§ Objective: Check every line of the entries that follow, and copy the ones containing "②④符合题意".

Dataset records
_ _ _

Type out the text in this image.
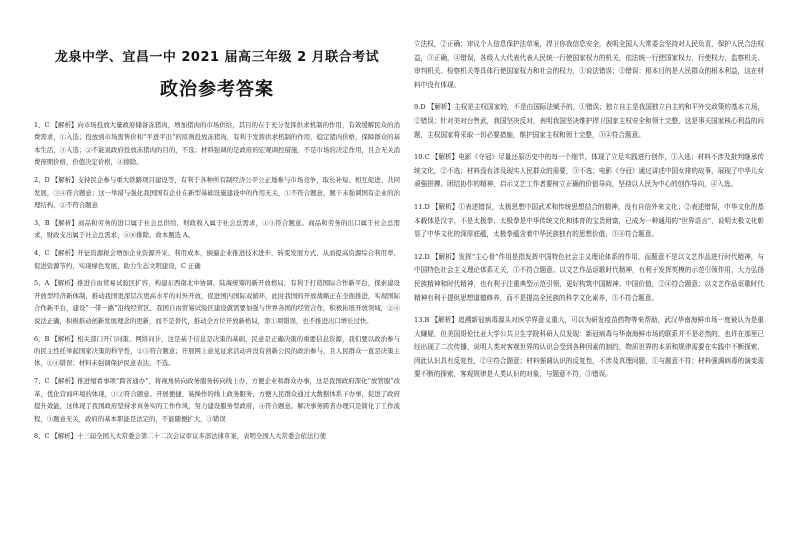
龙泉中学、宜昌一中 2021 届高三年级 2 月联合考试
政治参考答案

1、C 【解析】向市场投放大量政府储备冻猪肉，增加猪肉的市场供给，其目的在于充分发挥供求机制的作用，有效缓解民众的消费需求，①入选；投放到市场需售价和“平进平出”的原则投放冻猪肉，有利于发挥供求机制的作用，稳定猪肉价格，保障群众的基本生活，③入选；②不能说政府投放冻猪肉的目的，不选；材料强调的是政府的宏观调控措施，不是市场的决定作用，且会无关消费预期价格，价值决定价格，④排除。

2、D 【解析】支持民企参与重大铁路项目建设等，有利于各种所有制经济公平公正地参与市场竞争，取长补短、相互促进、共同发展，③④符合题意；这一举措与强化我国国有企业在新型基础设施建设中的作用无关，①不符合题意，题干未强调国有企业的治理结构，②不符合题意

3、B 【解析】商品和劳务的进口属于社会总供给，财政收入属于社会总需求，①③符合题意。商品和劳务的出口属于社会总需求，财政支出属于社会总需求，④⑥排除，故本题选 A。

4、C 【解析】开征资源税会增加企业资源开采、利用成本，倒逼企业推进技术进步，转变发展方式，从而提高资源综合利用率，促进资源节约，实现绿色发展，助力生态文明建设，C 正确

5、A 【解析】推进自由贸易试验区扩容，构建东西南北中协调、陆海统筹的新开放格局，有利于打造国际合作新平台，探索建设开放型经济新体制，推动我国更深层次更高水平的对外开放，促进国内国际双循环，此时我国的开放战略正在全面推进，实现国际合作新平台，建设“一带一路”沿线经贸区，我国自由贸易试验区建设就需要加强与世界各国的经贸合作，积极拓展开放领域，②④说法正确，积极推动创新发展理念的更新，而不是替代，推动全方位开放新格局，第①项错误，也不推进出口增长过快。

6、B 【解析】相关部门开门问策、网络问计，这是基于信息是决策的基础，民意是正确决策的重要信息资源，我们要以政治参与的民主性托举起国家决策的科学性，②③符合题意；开展网上意见征求活动并没有创新公民的政治参与，且人民群众一直是决策主体，①④错误；材料未强调保护民意表达，不选。

7、C 【解析】推进缩看事项“跨省通办”，将视角转向政务服务转向线上办，方便企业和群众办事，这是我国政府深化“放管服”改革，优化营商环境的体现，①②符合题意。开展便捷、易操作的线上政务服务，方便人民群众通过大数据体系下办事，促进了政府提升效能，这体现了我国政府坚持求真务实的工作作风，努力建设服务型政府，④符合题意。解决事务跨省办理只是简化了工作流程，③题意无关，政府的基本职能是法定的，不能随便扩大，③错误

8、C 【解析】十三届全国人大常委会第二十二次会议审议多部法律草案，表明全国人大常委会依法行使

立法权，②正确；审议个人信息保护法草案，捍卫你我信息安全，表明全国人大常委会坚持对人民负责，保护人民合法权益，③正确，④错误，各级人大代表代表人民统一行使国家权力的机关，依法统一行使国家权力，行使权力，监察机关、审判机关、检察机关等具体行使国家权力和社会的权力，①说法错误；②错误：根本目的是人民群众的根本利益，这在材料中没有体现。

9.D 【解析】主权是主权国家的，不是由国际法赋予的，①错误；独立自主是我国独立自主的和平外交政策的基本立场，②错误；针对美对台售武，我国坚决反对，表明我国坚决维护捍卫国家主权安全和领土完整，这是事关国家核心利益的问题，主权国家将采取一切必要措施，维护国家主权和领土完整，③④符合题意。

10.C 【解析】电影《夺冠》尽量还原历史中的每一个细节，体现了立足实践进行创作，①入选；材料不涉及批判继承传统文化，②不选；材料没有涉及现实人民群众的需要，③不选；电影《夺冠》通过讲述中国女排的故事，展现了中华儿女顽强拼搏、团结协作的精神，启示文艺工作者要树立正确的价值导向，坚持以人民为中心的创作导向，④入选。

11.D 【解析】①表述错误，太极思想中国武术和传统思想结合的精神，没有自信外来文化；②表述错误，中华文化的基本载体是汉字，不是太极拳，太极拳是中华传统文化和体育的宝贵财富，已成为一种通用的“世界语言”，说明太极文化彰显了中华文化的深厚底蕴，太极拳蕴含着中华民族独有的思想价值，③④符合题意。

12.D 【解析】发挥“主心骨”作用是指发挥中国特色社会主义理论体系的作用，而题意不是以文艺作品进行时代精神，与中国特色社会主义理论体系无关，①不符合题意。以文艺作品讴歌时代精神，有利于发挥英模的示范引领作用，大力弘扬民族精神和时代精神，也有利于注重典型示范引领，更好构筑中国精神、中国价值，②④符合题意；以文艺作品讴歌时代精神有利于提供思想道德修养，而不是提高全民族的科学文化素养，③不符合题意。

13.B 【解析】追溯新冠病毒源头对医学界意义重大，可以为研发疫苗药物等来帮助，武汉华南海鲜市场一度被认为是重大嫌疑，但美国哥伦比亚大学公共卫生学院科研人员发现：新冠病毒与华南海鲜市场的联系并不是必然的，也许在那里已经出现了二次传播，说明人类对客观世界的认识会受到各种因素的制约，物质世界的本质和规律需要在实践中不断探索，因此认识具有反复性，②④符合题意；材料强调认识的反复性，不涉及真理问题，①与题意不符；材料强调病毒的演变需要不断的探索，客观规律是人类认识的对象，与题意不符，③错误。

_ _ _

§ Answer to the problem:
12.D 【解析】发挥“主心骨”作用是指发挥中国特色社会主义理论体系的作用，而题意不是以文艺作品进行时代精神，与中国特色社会主义理论体系无关，①不符合题意。以文艺作品讴歌时代精神，有利于发挥英模的示范引领作用，大力弘扬民族精神和时代精神，也有利于注重典型示范引领，更好构筑中国精神、中国价值，②④符合题意；以文艺作品讴歌时代精神有利于提供思想道德修养，而不是提高全民族的科学文化素养，③不符合题意。
13.B 【解析】追溯新冠病毒源头对医学界意义重大，可以为研发疫苗药物等来帮助，武汉华南海鲜市场一度被认为是重大嫌疑，但美国哥伦比亚大学公共卫生学院科研人员发现：新冠病毒与华南海鲜市场的联系并不是必然的，也许在那里已经出现了二次传播，说明人类对客观世界的认识会受到各种因素的制约，物质世界的本质和规律需要在实践中不断探索，因此认识具有反复性，②④符合题意；材料强调认识的反复性，不涉及真理问题，①与题意不符；材料强调病毒的演变需要不断的探索，客观规律是人类认识的对象，与题意不符，③错误。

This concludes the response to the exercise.